* begin Available records *

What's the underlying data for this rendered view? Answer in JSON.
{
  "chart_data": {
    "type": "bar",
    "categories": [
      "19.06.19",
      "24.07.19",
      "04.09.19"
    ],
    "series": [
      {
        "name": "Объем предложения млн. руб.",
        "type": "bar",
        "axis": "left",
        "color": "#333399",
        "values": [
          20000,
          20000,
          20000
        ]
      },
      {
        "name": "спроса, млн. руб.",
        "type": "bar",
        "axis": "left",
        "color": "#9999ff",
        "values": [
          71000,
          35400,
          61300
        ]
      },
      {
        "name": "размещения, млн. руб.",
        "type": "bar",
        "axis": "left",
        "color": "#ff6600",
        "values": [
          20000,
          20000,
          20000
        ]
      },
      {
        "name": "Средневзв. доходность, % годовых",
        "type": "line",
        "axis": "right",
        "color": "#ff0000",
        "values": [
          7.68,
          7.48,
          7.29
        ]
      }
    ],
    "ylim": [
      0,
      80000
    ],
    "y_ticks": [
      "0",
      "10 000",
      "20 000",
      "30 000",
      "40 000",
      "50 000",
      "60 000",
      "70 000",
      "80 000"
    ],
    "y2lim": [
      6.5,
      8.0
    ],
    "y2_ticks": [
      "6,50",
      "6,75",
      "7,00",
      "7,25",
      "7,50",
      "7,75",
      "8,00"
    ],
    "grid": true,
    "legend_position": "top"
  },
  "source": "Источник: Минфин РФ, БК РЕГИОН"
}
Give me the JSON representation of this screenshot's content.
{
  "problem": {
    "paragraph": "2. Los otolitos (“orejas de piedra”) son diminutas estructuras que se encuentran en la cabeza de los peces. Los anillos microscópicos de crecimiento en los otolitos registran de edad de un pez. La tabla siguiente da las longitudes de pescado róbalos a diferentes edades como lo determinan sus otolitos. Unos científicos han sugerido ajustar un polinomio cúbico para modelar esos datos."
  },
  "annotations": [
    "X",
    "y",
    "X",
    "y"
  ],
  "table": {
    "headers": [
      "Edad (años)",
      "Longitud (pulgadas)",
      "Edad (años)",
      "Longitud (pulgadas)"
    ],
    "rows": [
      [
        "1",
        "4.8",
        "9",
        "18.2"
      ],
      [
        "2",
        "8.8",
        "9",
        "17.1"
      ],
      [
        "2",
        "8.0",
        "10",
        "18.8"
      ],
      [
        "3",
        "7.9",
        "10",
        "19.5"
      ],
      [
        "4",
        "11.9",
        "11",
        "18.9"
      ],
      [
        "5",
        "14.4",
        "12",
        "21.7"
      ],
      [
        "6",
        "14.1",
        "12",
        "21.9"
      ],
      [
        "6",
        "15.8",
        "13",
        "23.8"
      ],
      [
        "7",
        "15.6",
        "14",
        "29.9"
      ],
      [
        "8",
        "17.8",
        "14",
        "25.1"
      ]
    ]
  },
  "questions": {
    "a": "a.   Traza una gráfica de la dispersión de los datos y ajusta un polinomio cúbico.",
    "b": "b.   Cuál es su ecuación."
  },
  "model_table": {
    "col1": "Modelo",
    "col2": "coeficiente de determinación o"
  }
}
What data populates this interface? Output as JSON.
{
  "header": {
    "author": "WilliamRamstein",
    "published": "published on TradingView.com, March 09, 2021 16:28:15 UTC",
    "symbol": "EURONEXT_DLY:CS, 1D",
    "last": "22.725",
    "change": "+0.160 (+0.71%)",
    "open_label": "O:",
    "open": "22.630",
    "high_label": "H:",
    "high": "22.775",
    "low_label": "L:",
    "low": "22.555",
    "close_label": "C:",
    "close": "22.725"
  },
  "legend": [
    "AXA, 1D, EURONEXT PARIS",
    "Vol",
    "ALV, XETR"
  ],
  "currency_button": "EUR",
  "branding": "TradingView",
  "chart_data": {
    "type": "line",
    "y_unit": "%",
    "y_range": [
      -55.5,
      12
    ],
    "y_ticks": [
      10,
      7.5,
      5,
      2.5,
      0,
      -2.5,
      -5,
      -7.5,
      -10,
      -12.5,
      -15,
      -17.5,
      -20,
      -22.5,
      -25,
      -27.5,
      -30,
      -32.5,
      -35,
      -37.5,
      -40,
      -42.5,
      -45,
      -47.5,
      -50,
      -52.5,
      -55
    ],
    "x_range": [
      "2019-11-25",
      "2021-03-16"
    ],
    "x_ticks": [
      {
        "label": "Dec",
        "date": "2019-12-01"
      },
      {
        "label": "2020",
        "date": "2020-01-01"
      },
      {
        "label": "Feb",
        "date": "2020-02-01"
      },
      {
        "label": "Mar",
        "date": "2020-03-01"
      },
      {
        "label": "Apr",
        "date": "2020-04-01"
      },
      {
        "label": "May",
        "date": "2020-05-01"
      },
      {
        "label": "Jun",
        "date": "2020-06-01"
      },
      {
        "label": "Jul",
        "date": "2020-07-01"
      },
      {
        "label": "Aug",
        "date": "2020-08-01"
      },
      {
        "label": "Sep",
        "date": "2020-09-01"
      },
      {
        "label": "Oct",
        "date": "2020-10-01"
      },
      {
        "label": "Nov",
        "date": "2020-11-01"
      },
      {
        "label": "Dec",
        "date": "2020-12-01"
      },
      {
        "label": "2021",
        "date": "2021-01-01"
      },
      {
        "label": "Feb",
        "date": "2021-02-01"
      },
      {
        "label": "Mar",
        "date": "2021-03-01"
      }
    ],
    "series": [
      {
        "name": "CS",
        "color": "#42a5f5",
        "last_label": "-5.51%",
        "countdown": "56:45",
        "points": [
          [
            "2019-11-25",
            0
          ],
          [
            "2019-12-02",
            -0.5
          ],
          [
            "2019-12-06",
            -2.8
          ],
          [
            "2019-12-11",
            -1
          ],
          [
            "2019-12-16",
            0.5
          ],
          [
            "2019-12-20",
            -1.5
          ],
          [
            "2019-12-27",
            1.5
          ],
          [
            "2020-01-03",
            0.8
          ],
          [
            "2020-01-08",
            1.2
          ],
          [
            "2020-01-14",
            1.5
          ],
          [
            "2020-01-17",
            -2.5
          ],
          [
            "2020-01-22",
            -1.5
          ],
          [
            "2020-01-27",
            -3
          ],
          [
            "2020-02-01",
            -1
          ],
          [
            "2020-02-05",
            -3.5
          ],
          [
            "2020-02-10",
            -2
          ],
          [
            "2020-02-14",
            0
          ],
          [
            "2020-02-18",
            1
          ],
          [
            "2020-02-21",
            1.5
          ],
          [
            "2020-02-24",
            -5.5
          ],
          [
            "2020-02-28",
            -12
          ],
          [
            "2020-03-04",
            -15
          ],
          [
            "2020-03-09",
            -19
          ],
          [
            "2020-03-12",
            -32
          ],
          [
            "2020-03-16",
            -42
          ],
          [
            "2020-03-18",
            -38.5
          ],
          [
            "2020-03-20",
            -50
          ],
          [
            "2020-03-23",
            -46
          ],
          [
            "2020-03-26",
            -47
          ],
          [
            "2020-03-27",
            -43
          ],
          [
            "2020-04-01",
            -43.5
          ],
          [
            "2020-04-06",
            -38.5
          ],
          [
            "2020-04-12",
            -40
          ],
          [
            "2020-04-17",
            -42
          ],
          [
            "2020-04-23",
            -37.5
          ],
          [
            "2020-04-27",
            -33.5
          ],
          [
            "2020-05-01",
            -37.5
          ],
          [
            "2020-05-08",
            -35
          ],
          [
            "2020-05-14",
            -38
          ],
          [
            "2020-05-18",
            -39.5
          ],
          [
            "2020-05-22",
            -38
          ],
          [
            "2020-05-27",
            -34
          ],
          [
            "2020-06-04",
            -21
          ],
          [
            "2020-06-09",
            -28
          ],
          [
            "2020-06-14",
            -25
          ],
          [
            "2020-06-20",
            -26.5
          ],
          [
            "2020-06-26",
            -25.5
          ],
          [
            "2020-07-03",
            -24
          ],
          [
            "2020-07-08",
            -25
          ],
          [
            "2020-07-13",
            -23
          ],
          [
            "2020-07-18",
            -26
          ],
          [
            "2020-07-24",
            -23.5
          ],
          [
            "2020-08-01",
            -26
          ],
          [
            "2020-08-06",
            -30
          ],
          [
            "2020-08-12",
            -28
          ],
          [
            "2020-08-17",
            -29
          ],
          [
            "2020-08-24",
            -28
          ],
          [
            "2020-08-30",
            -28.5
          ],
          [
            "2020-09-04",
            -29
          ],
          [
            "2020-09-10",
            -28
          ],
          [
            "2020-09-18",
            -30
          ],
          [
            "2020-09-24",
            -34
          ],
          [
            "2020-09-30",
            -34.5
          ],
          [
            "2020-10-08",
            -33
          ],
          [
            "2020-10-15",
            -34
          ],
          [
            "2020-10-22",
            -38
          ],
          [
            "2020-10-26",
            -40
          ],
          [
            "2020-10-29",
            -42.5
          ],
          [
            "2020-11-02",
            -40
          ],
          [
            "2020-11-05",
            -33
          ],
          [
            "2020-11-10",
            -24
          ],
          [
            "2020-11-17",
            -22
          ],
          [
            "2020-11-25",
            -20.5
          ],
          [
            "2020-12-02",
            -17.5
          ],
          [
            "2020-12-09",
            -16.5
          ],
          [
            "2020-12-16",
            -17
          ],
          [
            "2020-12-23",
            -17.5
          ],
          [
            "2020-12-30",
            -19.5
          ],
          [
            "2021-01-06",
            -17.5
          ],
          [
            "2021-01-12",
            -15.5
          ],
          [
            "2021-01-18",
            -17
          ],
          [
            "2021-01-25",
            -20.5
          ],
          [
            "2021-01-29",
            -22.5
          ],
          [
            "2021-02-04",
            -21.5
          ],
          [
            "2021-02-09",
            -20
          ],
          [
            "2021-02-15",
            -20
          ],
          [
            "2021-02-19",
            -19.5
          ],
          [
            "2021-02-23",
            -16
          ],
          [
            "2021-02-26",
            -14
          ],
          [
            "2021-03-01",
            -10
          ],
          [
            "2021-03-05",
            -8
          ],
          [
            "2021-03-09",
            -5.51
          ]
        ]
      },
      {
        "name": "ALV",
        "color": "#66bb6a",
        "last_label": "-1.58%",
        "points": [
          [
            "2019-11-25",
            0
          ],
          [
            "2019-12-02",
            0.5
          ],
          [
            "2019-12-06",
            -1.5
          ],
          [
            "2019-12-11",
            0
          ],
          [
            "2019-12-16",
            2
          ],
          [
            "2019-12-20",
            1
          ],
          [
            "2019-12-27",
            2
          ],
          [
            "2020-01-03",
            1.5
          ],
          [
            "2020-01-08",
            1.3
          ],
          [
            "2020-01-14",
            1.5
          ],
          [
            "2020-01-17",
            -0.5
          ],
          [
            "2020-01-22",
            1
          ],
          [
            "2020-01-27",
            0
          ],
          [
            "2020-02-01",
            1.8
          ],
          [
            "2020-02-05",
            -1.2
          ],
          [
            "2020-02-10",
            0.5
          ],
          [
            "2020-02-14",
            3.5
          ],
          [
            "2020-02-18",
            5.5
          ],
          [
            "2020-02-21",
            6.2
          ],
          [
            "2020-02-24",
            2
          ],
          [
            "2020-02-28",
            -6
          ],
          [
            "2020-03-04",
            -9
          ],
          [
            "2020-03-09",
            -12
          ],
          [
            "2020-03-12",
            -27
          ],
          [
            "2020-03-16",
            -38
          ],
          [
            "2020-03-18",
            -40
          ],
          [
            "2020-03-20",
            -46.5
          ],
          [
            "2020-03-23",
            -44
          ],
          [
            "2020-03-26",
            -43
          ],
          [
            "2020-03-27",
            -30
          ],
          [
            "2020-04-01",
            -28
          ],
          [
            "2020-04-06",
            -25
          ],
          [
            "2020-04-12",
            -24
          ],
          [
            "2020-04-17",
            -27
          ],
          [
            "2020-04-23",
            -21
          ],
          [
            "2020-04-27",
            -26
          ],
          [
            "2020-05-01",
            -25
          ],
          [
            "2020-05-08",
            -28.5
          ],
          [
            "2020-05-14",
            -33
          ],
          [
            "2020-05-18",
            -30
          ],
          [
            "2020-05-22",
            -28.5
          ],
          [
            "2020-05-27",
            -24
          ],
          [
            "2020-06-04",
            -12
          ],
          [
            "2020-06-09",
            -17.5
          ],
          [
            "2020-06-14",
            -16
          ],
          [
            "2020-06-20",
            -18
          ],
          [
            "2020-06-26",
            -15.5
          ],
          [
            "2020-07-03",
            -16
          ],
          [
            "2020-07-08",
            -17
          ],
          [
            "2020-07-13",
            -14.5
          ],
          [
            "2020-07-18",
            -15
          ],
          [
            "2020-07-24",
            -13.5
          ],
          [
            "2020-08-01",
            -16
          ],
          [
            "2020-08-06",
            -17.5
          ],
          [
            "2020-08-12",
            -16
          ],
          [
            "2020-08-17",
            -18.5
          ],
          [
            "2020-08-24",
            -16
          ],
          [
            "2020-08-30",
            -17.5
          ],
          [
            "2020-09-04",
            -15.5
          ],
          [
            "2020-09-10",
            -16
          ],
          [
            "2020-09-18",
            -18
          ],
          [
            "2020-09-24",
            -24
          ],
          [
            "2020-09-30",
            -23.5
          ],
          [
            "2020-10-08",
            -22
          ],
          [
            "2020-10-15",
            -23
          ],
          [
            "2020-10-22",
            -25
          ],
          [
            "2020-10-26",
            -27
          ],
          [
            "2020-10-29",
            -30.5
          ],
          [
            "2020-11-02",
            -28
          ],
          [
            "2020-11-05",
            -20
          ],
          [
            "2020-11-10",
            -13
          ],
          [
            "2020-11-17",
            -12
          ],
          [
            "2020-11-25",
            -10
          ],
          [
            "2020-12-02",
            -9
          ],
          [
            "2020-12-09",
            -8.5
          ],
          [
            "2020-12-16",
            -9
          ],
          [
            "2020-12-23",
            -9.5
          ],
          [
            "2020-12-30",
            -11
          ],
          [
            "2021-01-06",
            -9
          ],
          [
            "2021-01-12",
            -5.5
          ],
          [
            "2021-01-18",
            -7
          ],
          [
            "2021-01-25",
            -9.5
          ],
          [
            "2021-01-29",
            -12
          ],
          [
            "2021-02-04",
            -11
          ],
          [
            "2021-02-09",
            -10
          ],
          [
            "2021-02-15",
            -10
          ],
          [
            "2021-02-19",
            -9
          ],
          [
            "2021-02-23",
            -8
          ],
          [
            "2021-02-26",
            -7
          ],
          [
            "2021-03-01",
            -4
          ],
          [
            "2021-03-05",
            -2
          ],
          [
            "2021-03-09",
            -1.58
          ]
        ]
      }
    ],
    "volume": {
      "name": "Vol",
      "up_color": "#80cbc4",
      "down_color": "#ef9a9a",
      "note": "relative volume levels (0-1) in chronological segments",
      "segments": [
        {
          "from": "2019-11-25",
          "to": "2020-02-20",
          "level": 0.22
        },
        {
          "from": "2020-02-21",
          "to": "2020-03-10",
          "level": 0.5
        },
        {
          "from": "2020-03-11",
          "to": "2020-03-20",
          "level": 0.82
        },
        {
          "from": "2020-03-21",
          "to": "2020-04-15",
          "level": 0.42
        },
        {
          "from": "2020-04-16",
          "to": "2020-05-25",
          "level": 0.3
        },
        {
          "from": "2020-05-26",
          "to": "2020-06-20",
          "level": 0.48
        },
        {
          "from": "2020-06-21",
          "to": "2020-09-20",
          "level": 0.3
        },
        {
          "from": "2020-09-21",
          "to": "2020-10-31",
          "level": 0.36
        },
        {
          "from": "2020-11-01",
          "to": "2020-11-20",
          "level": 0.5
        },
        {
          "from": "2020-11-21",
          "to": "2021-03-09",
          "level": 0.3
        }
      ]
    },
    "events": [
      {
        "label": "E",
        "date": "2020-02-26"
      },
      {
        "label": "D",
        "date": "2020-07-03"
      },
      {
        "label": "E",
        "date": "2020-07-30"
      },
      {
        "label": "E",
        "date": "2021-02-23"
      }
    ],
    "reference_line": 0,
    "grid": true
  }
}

* end Available records *

Requirements: From the data above, copy out every line with the string "cúbico" in it.

Result of the exercise:
    "paragraph": "2. Los otolitos (“orejas de piedra”) son diminutas estructuras que se encuentran en la cabeza de los peces. Los anillos microscópicos de crecimiento en los otolitos registran de edad de un pez. La tabla siguiente da las longitudes de pescado róbalos a diferentes edades como lo determinan sus otolitos. Unos científicos han sugerido ajustar un polinomio cúbico para modelar esos datos."
    "a": "a.   Traza una gráfica de la dispersión de los datos y ajusta un polinomio cúbico.",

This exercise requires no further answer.